● Your instructions: Copy every line of the listing below without changing a single character, but omit the pictures.

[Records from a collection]
BEGIN
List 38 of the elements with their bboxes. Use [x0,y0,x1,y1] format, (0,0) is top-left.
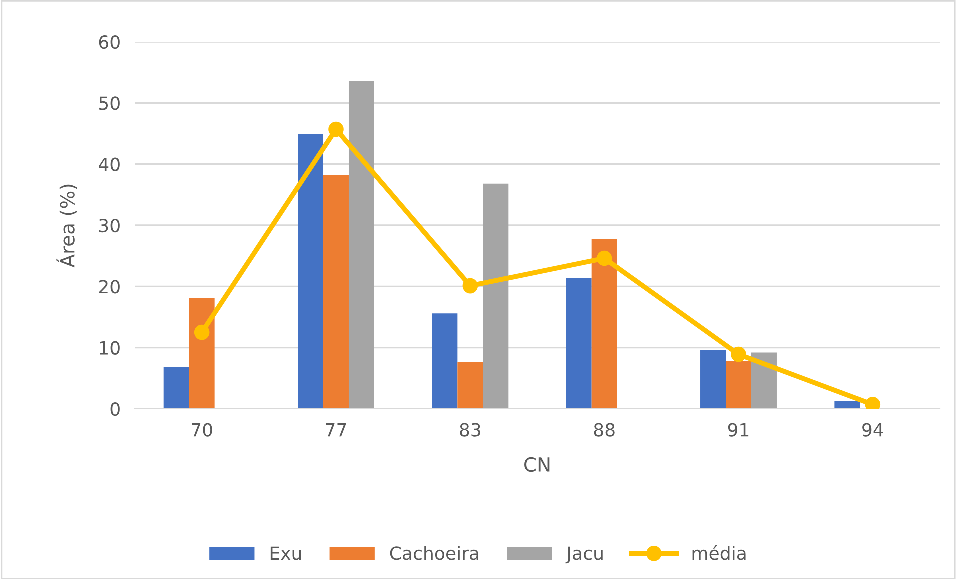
bar [726,361,752,409]
x-tick-label: 70 [192,423,212,437]
y-tick-label: 40 [99,158,120,172]
x-axis-title: CN [524,457,550,472]
y-axis-title: Área (%) [56,184,78,268]
bar [751,352,777,409]
point [194,324,210,340]
bar [189,298,215,409]
x-tick-label: 83 [460,423,480,437]
bar [834,401,860,409]
bar [324,175,349,409]
y-tick-label: 60 [99,35,120,50]
y-tick-label: 50 [100,96,120,110]
bar [164,367,190,409]
bar [483,184,509,409]
bar [458,362,484,409]
x-tick-label: 94 [862,423,884,437]
bar [298,134,324,409]
x-tick-label: 88 [594,423,615,437]
point [731,346,746,362]
bar [348,81,374,409]
legend-label: Jacu [566,546,603,564]
x-tick-label: 91 [728,423,749,437]
point [462,278,478,294]
bar [700,350,726,409]
legend-label: média [692,546,746,560]
legend-label: Exu [270,546,302,560]
point [328,122,344,138]
y-tick-label: 20 [99,280,120,294]
y-tick-label: 30 [100,218,120,233]
y-tick-label: 0 [110,402,120,416]
bar [566,278,592,409]
legend-label: Cachoeira [390,546,478,560]
point [596,250,612,266]
y-tick-label: 10 [100,341,120,355]
x-tick-label: 77 [326,423,346,437]
bar [592,238,618,409]
bar [432,314,458,409]
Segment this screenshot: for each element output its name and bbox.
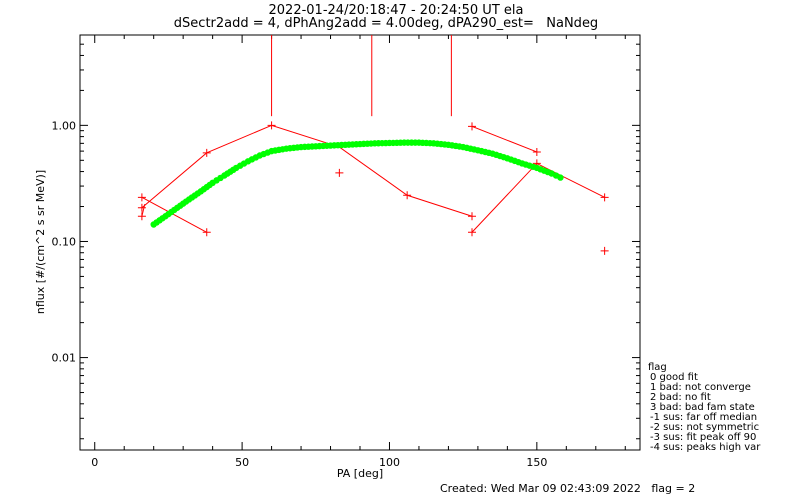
measured-point <box>600 246 609 255</box>
measured-point <box>137 203 146 212</box>
flag-legend-item: -2 sus: not symmetric <box>650 422 759 433</box>
flag-legend-item: -1 sus: far off median <box>650 412 757 423</box>
measured-line <box>471 125 538 153</box>
flag-legend-item: 2 bad: no fit <box>650 392 711 403</box>
fit-series <box>150 139 564 228</box>
measured-line <box>471 162 605 233</box>
created-timestamp: Created: Wed Mar 09 02:43:09 2022 <box>440 482 641 495</box>
measured-point <box>468 212 476 221</box>
y-tick-label: 0.10 <box>52 235 77 248</box>
measured-point <box>202 148 211 157</box>
measured-series <box>137 35 609 255</box>
y-tick-label: 1.00 <box>52 119 77 132</box>
fit-point <box>557 174 564 181</box>
x-axis-title: PA [deg] <box>337 467 383 480</box>
measured-point <box>403 191 412 200</box>
measured-point <box>267 121 276 130</box>
flag-legend-item: 0 good fit <box>650 372 698 383</box>
axis-ticks: 0 50 100 150 0.01 0.10 1.00 <box>52 34 640 469</box>
flag-status: flag = 2 <box>651 482 696 495</box>
flag-legend-title: flag <box>648 362 667 373</box>
flag-legend-item: -3 sus: fit peak off 90 <box>650 432 756 443</box>
chart-subtitle: dSectr2add = 4, dPhAng2add = 4.00deg, dP… <box>173 16 599 31</box>
flag-legend: flag 0 good fit 1 bad: not converge 2 ba… <box>648 362 761 453</box>
measured-point <box>335 168 344 177</box>
measured-point <box>137 193 146 202</box>
y-tick-label: 0.01 <box>52 352 77 365</box>
footer: Created: Wed Mar 09 02:43:09 2022 flag =… <box>440 482 695 495</box>
measured-point <box>600 193 609 202</box>
measured-point <box>137 212 146 221</box>
plot-frame <box>79 34 641 451</box>
measured-point <box>202 228 211 237</box>
flag-legend-item: -4 sus: peaks high var <box>650 442 761 453</box>
flag-legend-item: 3 bad: bad fam state <box>650 402 755 413</box>
chart-title: 2022-01-24/20:18:47 - 20:24:50 UT ela <box>268 3 524 18</box>
x-tick-label: 50 <box>235 456 249 469</box>
measured-point <box>468 122 476 131</box>
x-tick-label: 100 <box>379 456 400 469</box>
flag-legend-item: 1 bad: not converge <box>650 382 751 393</box>
measured-point <box>532 147 541 156</box>
measured-line <box>141 196 207 233</box>
measured-line <box>141 124 473 217</box>
y-axis-title: nflux [#/(cm^2 s sr MeV)] <box>34 170 47 314</box>
x-tick-label: 150 <box>526 456 547 469</box>
measured-point <box>468 228 476 237</box>
x-tick-label: 0 <box>91 456 98 469</box>
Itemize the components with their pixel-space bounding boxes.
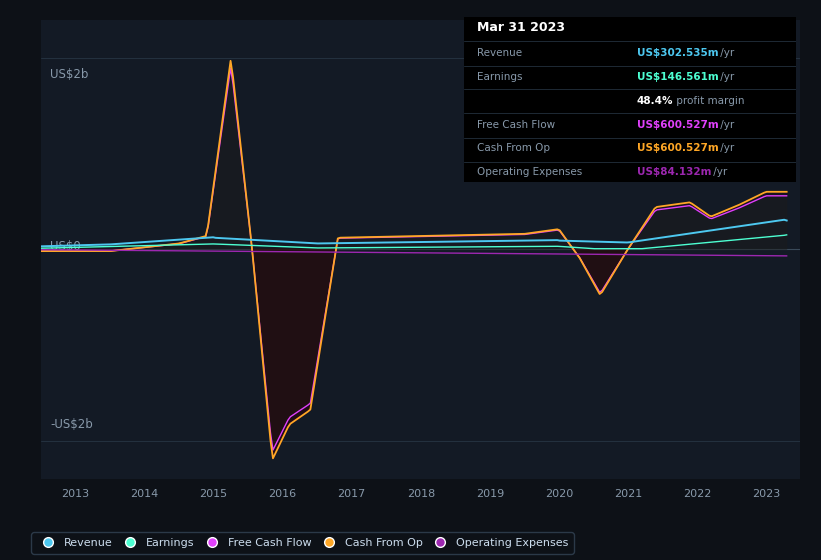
Text: Operating Expenses: Operating Expenses — [477, 167, 582, 177]
Text: Cash From Op: Cash From Op — [477, 143, 550, 153]
Text: US$0: US$0 — [50, 240, 81, 254]
Text: profit margin: profit margin — [673, 96, 745, 106]
Text: US$2b: US$2b — [50, 68, 89, 81]
Text: -US$2b: -US$2b — [50, 418, 93, 431]
Text: US$84.132m: US$84.132m — [637, 167, 711, 177]
Text: US$146.561m: US$146.561m — [637, 72, 718, 82]
Text: 48.4%: 48.4% — [637, 96, 673, 106]
Text: /yr: /yr — [718, 48, 735, 58]
Text: /yr: /yr — [718, 143, 735, 153]
Legend: Revenue, Earnings, Free Cash Flow, Cash From Op, Operating Expenses: Revenue, Earnings, Free Cash Flow, Cash … — [31, 533, 574, 554]
Text: Earnings: Earnings — [477, 72, 523, 82]
Text: Revenue: Revenue — [477, 48, 522, 58]
Text: Mar 31 2023: Mar 31 2023 — [477, 21, 565, 34]
Text: /yr: /yr — [718, 120, 735, 130]
Text: US$600.527m: US$600.527m — [637, 143, 718, 153]
Text: US$600.527m: US$600.527m — [637, 120, 718, 130]
Text: US$302.535m: US$302.535m — [637, 48, 718, 58]
Text: /yr: /yr — [718, 72, 735, 82]
Text: Free Cash Flow: Free Cash Flow — [477, 120, 555, 130]
Text: /yr: /yr — [710, 167, 727, 177]
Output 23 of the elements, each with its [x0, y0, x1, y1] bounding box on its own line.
END
● The reply:
List 38 of the elements with their bboxes. Use [x0,y0,x1,y1] format, (0,0) is top-left.
bar [726,361,752,409]
x-tick-label: 70 [192,423,212,437]
y-tick-label: 40 [99,158,120,172]
x-axis-title: CN [524,457,550,472]
y-axis-title: Área (%) [56,184,78,268]
bar [751,352,777,409]
point [194,324,210,340]
bar [189,298,215,409]
x-tick-label: 83 [460,423,480,437]
bar [834,401,860,409]
bar [324,175,349,409]
y-tick-label: 60 [99,35,120,50]
y-tick-label: 50 [100,96,120,110]
bar [164,367,190,409]
bar [483,184,509,409]
bar [458,362,484,409]
x-tick-label: 94 [862,423,884,437]
bar [298,134,324,409]
x-tick-label: 88 [594,423,615,437]
point [731,346,746,362]
bar [348,81,374,409]
legend-label: Jacu [566,546,603,564]
x-tick-label: 91 [728,423,749,437]
point [462,278,478,294]
bar [700,350,726,409]
legend-label: média [692,546,746,560]
legend-label: Exu [270,546,302,560]
point [328,122,344,138]
y-tick-label: 20 [99,280,120,294]
y-tick-label: 30 [100,218,120,233]
y-tick-label: 0 [110,402,120,416]
bar [566,278,592,409]
legend-label: Cachoeira [390,546,478,560]
point [596,250,612,266]
y-tick-label: 10 [100,341,120,355]
x-tick-label: 77 [326,423,346,437]
bar [592,238,618,409]
bar [432,314,458,409]
Segment this screenshot: for each element output its name and bbox.
measured-point <box>600 246 609 255</box>
measured-point <box>137 203 146 212</box>
flag-legend-item: -2 sus: not symmetric <box>650 422 759 433</box>
flag-legend-item: -1 sus: far off median <box>650 412 757 423</box>
measured-line <box>471 125 538 153</box>
flag-legend-item: 2 bad: no fit <box>650 392 711 403</box>
fit-series <box>150 139 564 228</box>
measured-line <box>471 162 605 233</box>
created-timestamp: Created: Wed Mar 09 02:43:09 2022 <box>440 482 641 495</box>
measured-point <box>468 212 476 221</box>
y-tick-label: 0.10 <box>52 235 77 248</box>
measured-point <box>202 148 211 157</box>
measured-series <box>137 35 609 255</box>
y-tick-label: 1.00 <box>52 119 77 132</box>
fit-point <box>557 174 564 181</box>
x-axis-title: PA [deg] <box>337 467 383 480</box>
measured-point <box>403 191 412 200</box>
measured-point <box>267 121 276 130</box>
flag-legend-item: 0 good fit <box>650 372 698 383</box>
axis-ticks: 0 50 100 150 0.01 0.10 1.00 <box>52 34 640 469</box>
flag-status: flag = 2 <box>651 482 696 495</box>
flag-legend-title: flag <box>648 362 667 373</box>
flag-legend-item: -3 sus: fit peak off 90 <box>650 432 756 443</box>
chart-subtitle: dSectr2add = 4, dPhAng2add = 4.00deg, dP… <box>173 16 599 31</box>
flag-legend: flag 0 good fit 1 bad: not converge 2 ba… <box>648 362 761 453</box>
measured-point <box>335 168 344 177</box>
measured-point <box>137 193 146 202</box>
y-tick-label: 0.01 <box>52 352 77 365</box>
footer: Created: Wed Mar 09 02:43:09 2022 flag =… <box>440 482 695 495</box>
measured-point <box>600 193 609 202</box>
measured-point <box>137 212 146 221</box>
plot-frame <box>79 34 641 451</box>
measured-point <box>202 228 211 237</box>
flag-legend-item: -4 sus: peaks high var <box>650 442 761 453</box>
flag-legend-item: 3 bad: bad fam state <box>650 402 755 413</box>
chart-title: 2022-01-24/20:18:47 - 20:24:50 UT ela <box>268 3 524 18</box>
x-tick-label: 50 <box>235 456 249 469</box>
measured-point <box>468 122 476 131</box>
x-tick-label: 100 <box>379 456 400 469</box>
flag-legend-item: 1 bad: not converge <box>650 382 751 393</box>
measured-point <box>532 147 541 156</box>
measured-line <box>141 196 207 233</box>
measured-line <box>141 124 473 217</box>
y-axis-title: nflux [#/(cm^2 s sr MeV)] <box>34 170 47 314</box>
x-tick-label: 150 <box>526 456 547 469</box>
measured-point <box>468 228 476 237</box>
x-tick-label: 0 <box>91 456 98 469</box>
Itemize the components with their pixel-space bounding boxes.
Text: Operating Expenses: Operating Expenses — [477, 167, 582, 177]
Text: Cash From Op: Cash From Op — [477, 143, 550, 153]
Text: US$0: US$0 — [50, 240, 81, 254]
Text: profit margin: profit margin — [673, 96, 745, 106]
Text: US$2b: US$2b — [50, 68, 89, 81]
Text: -US$2b: -US$2b — [50, 418, 93, 431]
Text: US$84.132m: US$84.132m — [637, 167, 711, 177]
Text: US$146.561m: US$146.561m — [637, 72, 718, 82]
Text: 48.4%: 48.4% — [637, 96, 673, 106]
Text: /yr: /yr — [718, 48, 735, 58]
Text: /yr: /yr — [718, 143, 735, 153]
Legend: Revenue, Earnings, Free Cash Flow, Cash From Op, Operating Expenses: Revenue, Earnings, Free Cash Flow, Cash … — [31, 533, 574, 554]
Text: Earnings: Earnings — [477, 72, 523, 82]
Text: Revenue: Revenue — [477, 48, 522, 58]
Text: Mar 31 2023: Mar 31 2023 — [477, 21, 565, 34]
Text: /yr: /yr — [718, 120, 735, 130]
Text: US$600.527m: US$600.527m — [637, 143, 718, 153]
Text: US$600.527m: US$600.527m — [637, 120, 718, 130]
Text: US$302.535m: US$302.535m — [637, 48, 718, 58]
Text: /yr: /yr — [718, 72, 735, 82]
Text: Free Cash Flow: Free Cash Flow — [477, 120, 555, 130]
Text: /yr: /yr — [710, 167, 727, 177]
Output 23 of the elements, each with its [x0, y0, x1, y1] bounding box on its own line.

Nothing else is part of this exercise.